Item position entries:

#####

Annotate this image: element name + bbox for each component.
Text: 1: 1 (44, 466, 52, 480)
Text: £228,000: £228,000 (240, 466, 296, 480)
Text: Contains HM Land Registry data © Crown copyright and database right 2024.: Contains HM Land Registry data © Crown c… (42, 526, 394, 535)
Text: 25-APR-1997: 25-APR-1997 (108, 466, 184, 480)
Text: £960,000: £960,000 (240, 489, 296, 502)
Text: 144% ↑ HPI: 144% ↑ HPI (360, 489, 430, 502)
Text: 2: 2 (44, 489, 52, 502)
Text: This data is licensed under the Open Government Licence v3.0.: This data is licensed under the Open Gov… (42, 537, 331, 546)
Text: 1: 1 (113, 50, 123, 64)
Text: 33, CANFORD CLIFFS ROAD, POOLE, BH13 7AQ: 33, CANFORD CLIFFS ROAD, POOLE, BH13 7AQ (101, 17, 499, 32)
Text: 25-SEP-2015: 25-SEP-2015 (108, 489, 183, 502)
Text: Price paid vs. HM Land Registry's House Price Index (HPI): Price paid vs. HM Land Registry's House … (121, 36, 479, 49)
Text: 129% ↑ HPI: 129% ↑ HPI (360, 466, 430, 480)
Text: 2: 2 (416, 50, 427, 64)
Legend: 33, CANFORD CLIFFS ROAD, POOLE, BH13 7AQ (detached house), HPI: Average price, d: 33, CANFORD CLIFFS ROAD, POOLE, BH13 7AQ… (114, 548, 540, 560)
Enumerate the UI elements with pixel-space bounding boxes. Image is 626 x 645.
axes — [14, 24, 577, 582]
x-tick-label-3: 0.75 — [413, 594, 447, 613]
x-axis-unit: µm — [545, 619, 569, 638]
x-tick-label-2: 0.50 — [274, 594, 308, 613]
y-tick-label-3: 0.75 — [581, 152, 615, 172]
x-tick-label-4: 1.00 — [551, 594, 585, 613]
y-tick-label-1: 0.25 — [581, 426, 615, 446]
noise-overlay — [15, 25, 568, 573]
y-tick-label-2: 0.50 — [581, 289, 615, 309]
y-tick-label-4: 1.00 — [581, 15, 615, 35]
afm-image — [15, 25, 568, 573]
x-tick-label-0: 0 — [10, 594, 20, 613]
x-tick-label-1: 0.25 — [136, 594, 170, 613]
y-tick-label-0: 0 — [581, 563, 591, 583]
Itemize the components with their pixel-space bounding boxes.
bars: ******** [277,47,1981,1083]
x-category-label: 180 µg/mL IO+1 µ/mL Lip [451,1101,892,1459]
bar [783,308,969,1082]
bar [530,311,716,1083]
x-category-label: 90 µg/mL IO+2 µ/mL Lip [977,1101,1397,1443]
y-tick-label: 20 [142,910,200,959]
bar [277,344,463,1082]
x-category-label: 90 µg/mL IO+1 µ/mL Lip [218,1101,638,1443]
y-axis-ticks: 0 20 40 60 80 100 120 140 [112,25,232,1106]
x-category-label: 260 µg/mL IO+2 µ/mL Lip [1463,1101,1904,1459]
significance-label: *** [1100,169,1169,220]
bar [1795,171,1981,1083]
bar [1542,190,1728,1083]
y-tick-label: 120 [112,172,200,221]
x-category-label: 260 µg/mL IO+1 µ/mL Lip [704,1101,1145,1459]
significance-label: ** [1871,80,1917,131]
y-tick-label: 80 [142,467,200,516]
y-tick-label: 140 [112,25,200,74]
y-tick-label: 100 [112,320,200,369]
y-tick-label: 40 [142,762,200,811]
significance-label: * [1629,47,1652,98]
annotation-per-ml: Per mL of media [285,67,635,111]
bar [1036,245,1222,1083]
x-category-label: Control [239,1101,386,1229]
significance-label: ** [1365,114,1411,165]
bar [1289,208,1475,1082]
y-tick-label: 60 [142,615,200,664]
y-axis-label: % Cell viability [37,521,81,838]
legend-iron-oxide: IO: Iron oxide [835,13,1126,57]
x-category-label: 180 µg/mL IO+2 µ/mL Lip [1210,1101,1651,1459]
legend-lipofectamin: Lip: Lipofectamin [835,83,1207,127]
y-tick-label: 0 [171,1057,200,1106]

#####

__TASK BRIEF__: Please print all of the data above again, line for line and without any change.

__ANSWER TO THE TASK__:
Annotate this image: element name + bbox for each component.
Text: 1: 1 (44, 466, 52, 480)
Text: £228,000: £228,000 (240, 466, 296, 480)
Text: Contains HM Land Registry data © Crown copyright and database right 2024.: Contains HM Land Registry data © Crown c… (42, 526, 394, 535)
Text: 25-APR-1997: 25-APR-1997 (108, 466, 184, 480)
Text: £960,000: £960,000 (240, 489, 296, 502)
Text: 144% ↑ HPI: 144% ↑ HPI (360, 489, 430, 502)
Text: 2: 2 (44, 489, 52, 502)
Text: This data is licensed under the Open Government Licence v3.0.: This data is licensed under the Open Gov… (42, 537, 331, 546)
Text: 1: 1 (113, 50, 123, 64)
Text: 33, CANFORD CLIFFS ROAD, POOLE, BH13 7AQ: 33, CANFORD CLIFFS ROAD, POOLE, BH13 7AQ (101, 17, 499, 32)
Text: 25-SEP-2015: 25-SEP-2015 (108, 489, 183, 502)
Text: Price paid vs. HM Land Registry's House Price Index (HPI): Price paid vs. HM Land Registry's House … (121, 36, 479, 49)
Text: 129% ↑ HPI: 129% ↑ HPI (360, 466, 430, 480)
Text: 2: 2 (416, 50, 427, 64)
Legend: 33, CANFORD CLIFFS ROAD, POOLE, BH13 7AQ (detached house), HPI: Average price, d: 33, CANFORD CLIFFS ROAD, POOLE, BH13 7AQ… (114, 548, 540, 560)
Enumerate the UI elements with pixel-space bounding boxes. Image is 626 x 645.
axes — [14, 24, 577, 582]
x-tick-label-3: 0.75 — [413, 594, 447, 613]
x-axis-unit: µm — [545, 619, 569, 638]
x-tick-label-2: 0.50 — [274, 594, 308, 613]
y-tick-label-3: 0.75 — [581, 152, 615, 172]
x-tick-label-4: 1.00 — [551, 594, 585, 613]
y-tick-label-1: 0.25 — [581, 426, 615, 446]
noise-overlay — [15, 25, 568, 573]
y-tick-label-2: 0.50 — [581, 289, 615, 309]
y-tick-label-4: 1.00 — [581, 15, 615, 35]
afm-image — [15, 25, 568, 573]
x-tick-label-0: 0 — [10, 594, 20, 613]
x-tick-label-1: 0.25 — [136, 594, 170, 613]
y-tick-label-0: 0 — [581, 563, 591, 583]
Itemize the components with their pixel-space bounding boxes.
bars: ******** [277,47,1981,1083]
x-category-label: 180 µg/mL IO+1 µ/mL Lip [451,1101,892,1459]
bar [783,308,969,1082]
bar [530,311,716,1083]
x-category-label: 90 µg/mL IO+2 µ/mL Lip [977,1101,1397,1443]
y-tick-label: 20 [142,910,200,959]
bar [277,344,463,1082]
x-category-label: 90 µg/mL IO+1 µ/mL Lip [218,1101,638,1443]
y-axis-ticks: 0 20 40 60 80 100 120 140 [112,25,232,1106]
x-category-label: 260 µg/mL IO+2 µ/mL Lip [1463,1101,1904,1459]
significance-label: *** [1100,169,1169,220]
bar [1795,171,1981,1083]
bar [1542,190,1728,1083]
y-tick-label: 120 [112,172,200,221]
x-category-label: 260 µg/mL IO+1 µ/mL Lip [704,1101,1145,1459]
significance-label: ** [1871,80,1917,131]
y-tick-label: 80 [142,467,200,516]
y-tick-label: 140 [112,25,200,74]
y-tick-label: 100 [112,320,200,369]
y-tick-label: 40 [142,762,200,811]
significance-label: * [1629,47,1652,98]
annotation-per-ml: Per mL of media [285,67,635,111]
bar [1036,245,1222,1083]
x-category-label: Control [239,1101,386,1229]
significance-label: ** [1365,114,1411,165]
bar [1289,208,1475,1082]
y-tick-label: 60 [142,615,200,664]
y-axis-label: % Cell viability [37,521,81,838]
legend-iron-oxide: IO: Iron oxide [835,13,1126,57]
x-category-label: 180 µg/mL IO+2 µ/mL Lip [1210,1101,1651,1459]
legend-lipofectamin: Lip: Lipofectamin [835,83,1207,127]
y-tick-label: 0 [171,1057,200,1106]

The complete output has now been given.